● **Apply what you read**
a) According to the ThrillerFest post, who presented each debut author at the Debut Breakfast?
b) Reproduce the passage of the ThrillerFest post from "Yesterday I arrived" up to and including "other wonderful events.".
c) Write the next part of the ThrillerFest post, beginning after its final sentence.

------ Given text ------

Yesterday I arrived home after an incredible four days at ThrillerFest. If you are a writer and you write or like thrillers or mysteries, add ThrillerFest to your bucket list right away. Put on by the International Thriller Writers and held in downtown NYC, it's a amazing conference for aspiring, emerging and established writers full of panels, cocktail parties and other wonderful events.
One of the great things about the International Thriller Writers organization is that they run a Debut Authors Program that provides support, mentorship and exposure to writers trying to launch their first novels. As part of ThrillerFest, the debut group was given access to established writers so that we might ask questions and pick their brains. The weekend culminated for us with the Debut Breakfast, an event where NYT bestselling author Steve Berry presented each of us to a ballroom full of writers, agents, publishers. We were writer Debutantes. It was fantastically fun.

------ Records ------

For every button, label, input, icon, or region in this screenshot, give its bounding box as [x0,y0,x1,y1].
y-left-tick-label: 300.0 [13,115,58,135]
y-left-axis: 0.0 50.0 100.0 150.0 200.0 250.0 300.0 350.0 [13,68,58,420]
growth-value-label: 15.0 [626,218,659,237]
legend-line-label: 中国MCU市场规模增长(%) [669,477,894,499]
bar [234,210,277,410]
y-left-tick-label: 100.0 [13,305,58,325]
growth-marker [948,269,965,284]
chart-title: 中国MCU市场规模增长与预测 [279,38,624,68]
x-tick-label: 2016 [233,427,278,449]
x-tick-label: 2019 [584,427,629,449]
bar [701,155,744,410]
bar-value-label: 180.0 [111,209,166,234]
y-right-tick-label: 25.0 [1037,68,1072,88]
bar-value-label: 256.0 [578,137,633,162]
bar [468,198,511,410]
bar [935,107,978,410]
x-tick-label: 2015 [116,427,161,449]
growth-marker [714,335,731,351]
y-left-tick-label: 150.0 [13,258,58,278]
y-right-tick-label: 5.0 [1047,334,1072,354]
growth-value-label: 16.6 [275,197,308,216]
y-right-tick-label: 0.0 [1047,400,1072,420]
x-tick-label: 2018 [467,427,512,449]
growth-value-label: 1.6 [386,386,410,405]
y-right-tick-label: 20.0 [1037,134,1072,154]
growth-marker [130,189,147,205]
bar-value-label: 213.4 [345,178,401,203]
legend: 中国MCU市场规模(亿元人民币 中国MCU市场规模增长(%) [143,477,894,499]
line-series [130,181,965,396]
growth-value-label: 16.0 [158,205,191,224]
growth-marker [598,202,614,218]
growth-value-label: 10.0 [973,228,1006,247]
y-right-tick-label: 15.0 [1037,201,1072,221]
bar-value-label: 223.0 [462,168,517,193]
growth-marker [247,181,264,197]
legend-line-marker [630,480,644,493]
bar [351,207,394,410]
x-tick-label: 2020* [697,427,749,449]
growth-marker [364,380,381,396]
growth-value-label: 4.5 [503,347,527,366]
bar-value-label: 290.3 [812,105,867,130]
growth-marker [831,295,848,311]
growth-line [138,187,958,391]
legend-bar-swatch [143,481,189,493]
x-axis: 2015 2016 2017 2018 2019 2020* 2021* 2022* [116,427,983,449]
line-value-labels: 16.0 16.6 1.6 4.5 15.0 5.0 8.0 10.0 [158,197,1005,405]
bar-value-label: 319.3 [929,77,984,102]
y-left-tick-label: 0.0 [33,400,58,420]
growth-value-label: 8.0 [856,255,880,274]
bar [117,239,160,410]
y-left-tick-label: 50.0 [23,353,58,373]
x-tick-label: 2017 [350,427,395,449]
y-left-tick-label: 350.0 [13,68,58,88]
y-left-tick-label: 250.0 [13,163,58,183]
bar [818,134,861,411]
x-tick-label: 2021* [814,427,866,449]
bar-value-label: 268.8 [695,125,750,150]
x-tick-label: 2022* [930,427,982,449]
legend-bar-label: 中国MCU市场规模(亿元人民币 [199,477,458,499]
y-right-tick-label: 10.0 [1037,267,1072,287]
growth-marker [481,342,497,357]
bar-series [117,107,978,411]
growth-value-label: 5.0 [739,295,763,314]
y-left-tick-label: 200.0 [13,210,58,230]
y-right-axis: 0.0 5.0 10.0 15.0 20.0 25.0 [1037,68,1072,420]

------

● **Per-task outputs**
a) NYT bestselling author Steve Berry presented each debut author at the Debut Breakfast.

b)
Yesterday I arrived home after an incredible four days at ThrillerFest. If you are a writer and you write or like thrillers or mysteries, add ThrillerFest to your bucket list right away. Put on by the International Thriller Writers and held in downtown NYC, it's a amazing conference for aspiring, emerging and established writers full of panels, cocktail parties and other wonderful events.

c)
Over the weekend, a topic often raised among debuts was that of the Second Book. The pain of writing it. In his remarks, Steve Berry called it an illness - second-book-itis. Your first book is out in the world and now you're tasked with writing the second one. But when you sit down to do it, it feels different. This time, you might have a tighter deadline. This time, you can't climb your way out of those writing blocks or fits by declaring that no one will ever read it anyway. You know the book will one day be an actual book. There are new pressures this time. And so the illness sets in, that plague of writerly self-doubt.
Today, I'm back from New York and back at my own second book. Still Mine has a sequel, as might be obvious to those who've read it. I nearly have a first draft of this second book, but it's messy. It's a strange thing to be here again, at the relative beginning. My sentences haven't been tidied up by rounds and rounds of editing. My characters need more to say and do. The plot is still wayward. I know I can fix these things, I know I have a wonderful editor to help me once I'm ready for her, but it still feels different. Like childbirth, maybe: Even though I've done it before and on some level I can anticipate it will be easier, there's this new anxiety that wasn't there last time. Because this time, I know how much it hurts.
Hold on. Let's not get too dramatic. I was going to call this post The Second Book Blues, but I opted not to because, hey, I'm trying to be hopeful.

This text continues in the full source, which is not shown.